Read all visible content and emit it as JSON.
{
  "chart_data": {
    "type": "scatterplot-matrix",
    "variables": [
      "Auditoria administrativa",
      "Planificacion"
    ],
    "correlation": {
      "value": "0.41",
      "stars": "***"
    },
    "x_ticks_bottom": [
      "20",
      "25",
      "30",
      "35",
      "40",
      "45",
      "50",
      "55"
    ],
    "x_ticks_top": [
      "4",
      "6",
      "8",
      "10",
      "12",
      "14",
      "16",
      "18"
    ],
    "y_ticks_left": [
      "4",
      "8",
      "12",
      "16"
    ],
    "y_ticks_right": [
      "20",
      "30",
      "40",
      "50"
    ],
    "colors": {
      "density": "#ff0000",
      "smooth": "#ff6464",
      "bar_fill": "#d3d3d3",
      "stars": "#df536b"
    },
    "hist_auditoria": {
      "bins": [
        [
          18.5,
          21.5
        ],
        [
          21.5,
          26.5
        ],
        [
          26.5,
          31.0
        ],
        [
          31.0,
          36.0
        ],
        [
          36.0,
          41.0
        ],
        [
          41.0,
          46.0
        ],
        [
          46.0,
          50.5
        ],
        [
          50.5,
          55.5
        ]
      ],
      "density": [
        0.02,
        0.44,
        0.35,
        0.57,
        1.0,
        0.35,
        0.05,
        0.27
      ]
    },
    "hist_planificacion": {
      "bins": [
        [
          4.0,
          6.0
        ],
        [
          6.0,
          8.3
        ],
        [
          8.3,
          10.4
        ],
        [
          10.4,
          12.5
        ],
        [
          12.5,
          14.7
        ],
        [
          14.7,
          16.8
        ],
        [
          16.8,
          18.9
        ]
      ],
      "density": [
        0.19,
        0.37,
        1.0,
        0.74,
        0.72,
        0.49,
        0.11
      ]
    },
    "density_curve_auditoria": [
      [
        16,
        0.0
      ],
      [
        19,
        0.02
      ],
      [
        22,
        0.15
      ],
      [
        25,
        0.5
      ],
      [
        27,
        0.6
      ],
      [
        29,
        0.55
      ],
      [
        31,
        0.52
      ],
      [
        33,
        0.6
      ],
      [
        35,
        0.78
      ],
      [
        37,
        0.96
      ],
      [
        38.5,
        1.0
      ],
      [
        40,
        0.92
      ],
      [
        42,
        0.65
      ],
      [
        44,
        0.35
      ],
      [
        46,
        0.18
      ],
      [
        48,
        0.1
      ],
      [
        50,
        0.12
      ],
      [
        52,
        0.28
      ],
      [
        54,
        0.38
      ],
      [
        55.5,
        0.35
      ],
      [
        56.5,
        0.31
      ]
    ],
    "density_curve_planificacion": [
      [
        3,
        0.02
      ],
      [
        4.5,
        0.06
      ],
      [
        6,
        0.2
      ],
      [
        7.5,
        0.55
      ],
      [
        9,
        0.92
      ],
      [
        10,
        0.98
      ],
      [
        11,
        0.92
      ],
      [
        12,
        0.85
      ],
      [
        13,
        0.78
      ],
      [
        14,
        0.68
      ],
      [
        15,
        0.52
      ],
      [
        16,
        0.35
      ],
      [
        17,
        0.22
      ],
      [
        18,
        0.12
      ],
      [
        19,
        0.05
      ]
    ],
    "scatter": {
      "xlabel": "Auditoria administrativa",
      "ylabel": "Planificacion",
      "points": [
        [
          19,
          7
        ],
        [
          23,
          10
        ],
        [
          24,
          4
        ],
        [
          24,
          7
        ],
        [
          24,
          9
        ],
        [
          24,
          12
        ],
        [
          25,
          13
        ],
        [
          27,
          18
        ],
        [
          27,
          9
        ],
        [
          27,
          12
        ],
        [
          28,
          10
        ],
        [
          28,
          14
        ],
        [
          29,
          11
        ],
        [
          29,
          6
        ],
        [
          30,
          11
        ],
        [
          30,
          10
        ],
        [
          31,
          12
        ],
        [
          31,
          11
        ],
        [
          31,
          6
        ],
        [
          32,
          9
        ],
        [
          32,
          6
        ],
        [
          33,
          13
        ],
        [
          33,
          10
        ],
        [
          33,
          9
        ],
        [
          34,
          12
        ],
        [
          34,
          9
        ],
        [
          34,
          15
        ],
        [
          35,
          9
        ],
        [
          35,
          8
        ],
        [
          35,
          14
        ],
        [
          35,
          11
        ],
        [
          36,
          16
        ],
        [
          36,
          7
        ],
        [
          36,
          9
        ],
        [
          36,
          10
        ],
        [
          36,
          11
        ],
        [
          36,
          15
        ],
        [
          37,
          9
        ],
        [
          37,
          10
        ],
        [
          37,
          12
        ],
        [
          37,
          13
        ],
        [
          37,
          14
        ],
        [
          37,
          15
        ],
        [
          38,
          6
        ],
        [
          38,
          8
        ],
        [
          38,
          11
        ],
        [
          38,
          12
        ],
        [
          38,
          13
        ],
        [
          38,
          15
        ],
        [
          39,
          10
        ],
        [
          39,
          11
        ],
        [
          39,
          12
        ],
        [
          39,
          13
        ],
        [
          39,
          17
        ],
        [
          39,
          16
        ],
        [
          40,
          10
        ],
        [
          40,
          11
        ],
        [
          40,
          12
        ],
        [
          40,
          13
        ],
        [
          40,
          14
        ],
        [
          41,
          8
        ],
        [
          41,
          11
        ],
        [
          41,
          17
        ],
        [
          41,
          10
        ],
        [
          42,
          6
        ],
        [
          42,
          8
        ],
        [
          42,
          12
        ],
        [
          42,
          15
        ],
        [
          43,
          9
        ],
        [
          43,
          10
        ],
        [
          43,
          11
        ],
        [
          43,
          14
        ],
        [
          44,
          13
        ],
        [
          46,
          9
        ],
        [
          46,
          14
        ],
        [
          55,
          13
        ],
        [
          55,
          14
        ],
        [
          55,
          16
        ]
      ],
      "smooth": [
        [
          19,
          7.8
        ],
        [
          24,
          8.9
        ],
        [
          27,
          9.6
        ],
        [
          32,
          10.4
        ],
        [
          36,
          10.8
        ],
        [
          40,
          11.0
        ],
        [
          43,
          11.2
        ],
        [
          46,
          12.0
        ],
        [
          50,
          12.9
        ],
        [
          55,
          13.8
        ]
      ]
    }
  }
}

---*---

**Required task:** Print out all the entries precisely as written.

**Finished answer:**
Read all visible content and emit it as JSON.
{
  "chart_data": {
    "type": "scatterplot-matrix",
    "variables": [
      "Auditoria administrativa",
      "Planificacion"
    ],
    "correlation": {
      "value": "0.41",
      "stars": "***"
    },
    "x_ticks_bottom": [
      "20",
      "25",
      "30",
      "35",
      "40",
      "45",
      "50",
      "55"
    ],
    "x_ticks_top": [
      "4",
      "6",
      "8",
      "10",
      "12",
      "14",
      "16",
      "18"
    ],
    "y_ticks_left": [
      "4",
      "8",
      "12",
      "16"
    ],
    "y_ticks_right": [
      "20",
      "30",
      "40",
      "50"
    ],
    "colors": {
      "density": "#ff0000",
      "smooth": "#ff6464",
      "bar_fill": "#d3d3d3",
      "stars": "#df536b"
    },
    "hist_auditoria": {
      "bins": [
        [
          18.5,
          21.5
        ],
        [
          21.5,
          26.5
        ],
        [
          26.5,
          31.0
        ],
        [
          31.0,
          36.0
        ],
        [
          36.0,
          41.0
        ],
        [
          41.0,
          46.0
        ],
        [
          46.0,
          50.5
        ],
        [
          50.5,
          55.5
        ]
      ],
      "density": [
        0.02,
        0.44,
        0.35,
        0.57,
        1.0,
        0.35,
        0.05,
        0.27
      ]
    },
    "hist_planificacion": {
      "bins": [
        [
          4.0,
          6.0
        ],
        [
          6.0,
          8.3
        ],
        [
          8.3,
          10.4
        ],
        [
          10.4,
          12.5
        ],
        [
          12.5,
          14.7
        ],
        [
          14.7,
          16.8
        ],
        [
          16.8,
          18.9
        ]
      ],
      "density": [
        0.19,
        0.37,
        1.0,
        0.74,
        0.72,
        0.49,
        0.11
      ]
    },
    "density_curve_auditoria": [
      [
        16,
        0.0
      ],
      [
        19,
        0.02
      ],
      [
        22,
        0.15
      ],
      [
        25,
        0.5
      ],
      [
        27,
        0.6
      ],
      [
        29,
        0.55
      ],
      [
        31,
        0.52
      ],
      [
        33,
        0.6
      ],
      [
        35,
        0.78
      ],
      [
        37,
        0.96
      ],
      [
        38.5,
        1.0
      ],
      [
        40,
        0.92
      ],
      [
        42,
        0.65
      ],
      [
        44,
        0.35
      ],
      [
        46,
        0.18
      ],
      [
        48,
        0.1
      ],
      [
        50,
        0.12
      ],
      [
        52,
        0.28
      ],
      [
        54,
        0.38
      ],
      [
        55.5,
        0.35
      ],
      [
        56.5,
        0.31
      ]
    ],
    "density_curve_planificacion": [
      [
        3,
        0.02
      ],
      [
        4.5,
        0.06
      ],
      [
        6,
        0.2
      ],
      [
        7.5,
        0.55
      ],
      [
        9,
        0.92
      ],
      [
        10,
        0.98
      ],
      [
        11,
        0.92
      ],
      [
        12,
        0.85
      ],
      [
        13,
        0.78
      ],
      [
        14,
        0.68
      ],
      [
        15,
        0.52
      ],
      [
        16,
        0.35
      ],
      [
        17,
        0.22
      ],
      [
        18,
        0.12
      ],
      [
        19,
        0.05
      ]
    ],
    "scatter": {
      "xlabel": "Auditoria administrativa",
      "ylabel": "Planificacion",
      "points": [
        [
          19,
          7
        ],
        [
          23,
          10
        ],
        [
          24,
          4
        ],
        [
          24,
          7
        ],
        [
          24,
          9
        ],
        [
          24,
          12
        ],
        [
          25,
          13
        ],
        [
          27,
          18
        ],
        [
          27,
          9
        ],
        [
          27,
          12
        ],
        [
          28,
          10
        ],
        [
          28,
          14
        ],
        [
          29,
          11
        ],
        [
          29,
          6
        ],
        [
          30,
          11
        ],
        [
          30,
          10
        ],
        [
          31,
          12
        ],
        [
          31,
          11
        ],
        [
          31,
          6
        ],
        [
          32,
          9
        ],
        [
          32,
          6
        ],
        [
          33,
          13
        ],
        [
          33,
          10
        ],
        [
          33,
          9
        ],
        [
          34,
          12
        ],
        [
          34,
          9
        ],
        [
          34,
          15
        ],
        [
          35,
          9
        ],
        [
          35,
          8
        ],
        [
          35,
          14
        ],
        [
          35,
          11
        ],
        [
          36,
          16
        ],
        [
          36,
          7
        ],
        [
          36,
          9
        ],
        [
          36,
          10
        ],
        [
          36,
          11
        ],
        [
          36,
          15
        ],
        [
          37,
          9
        ],
        [
          37,
          10
        ],
        [
          37,
          12
        ],
        [
          37,
          13
        ],
        [
          37,
          14
        ],
        [
          37,
          15
        ],
        [
          38,
          6
        ],
        [
          38,
          8
        ],
        [
          38,
          11
        ],
        [
          38,
          12
        ],
        [
          38,
          13
        ],
        [
          38,
          15
        ],
        [
          39,
          10
        ],
        [
          39,
          11
        ],
        [
          39,
          12
        ],
        [
          39,
          13
        ],
        [
          39,
          17
        ],
        [
          39,
          16
        ],
        [
          40,
          10
        ],
        [
          40,
          11
        ],
        [
          40,
          12
        ],
        [
          40,
          13
        ],
        [
          40,
          14
        ],
        [
          41,
          8
        ],
        [
          41,
          11
        ],
        [
          41,
          17
        ],
        [
          41,
          10
        ],
        [
          42,
          6
        ],
        [
          42,
          8
        ],
        [
          42,
          12
        ],
        [
          42,
          15
        ],
        [
          43,
          9
        ],
        [
          43,
          10
        ],
        [
          43,
          11
        ],
        [
          43,
          14
        ],
        [
          44,
          13
        ],
        [
          46,
          9
        ],
        [
          46,
          14
        ],
        [
          55,
          13
        ],
        [
          55,
          14
        ],
        [
          55,
          16
        ]
      ],
      "smooth": [
        [
          19,
          7.8
        ],
        [
          24,
          8.9
        ],
        [
          27,
          9.6
        ],
        [
          32,
          10.4
        ],
        [
          36,
          10.8
        ],
        [
          40,
          11.0
        ],
        [
          43,
          11.2
        ],
        [
          46,
          12.0
        ],
        [
          50,
          12.9
        ],
        [
          55,
          13.8
        ]
      ]
    }
  }
}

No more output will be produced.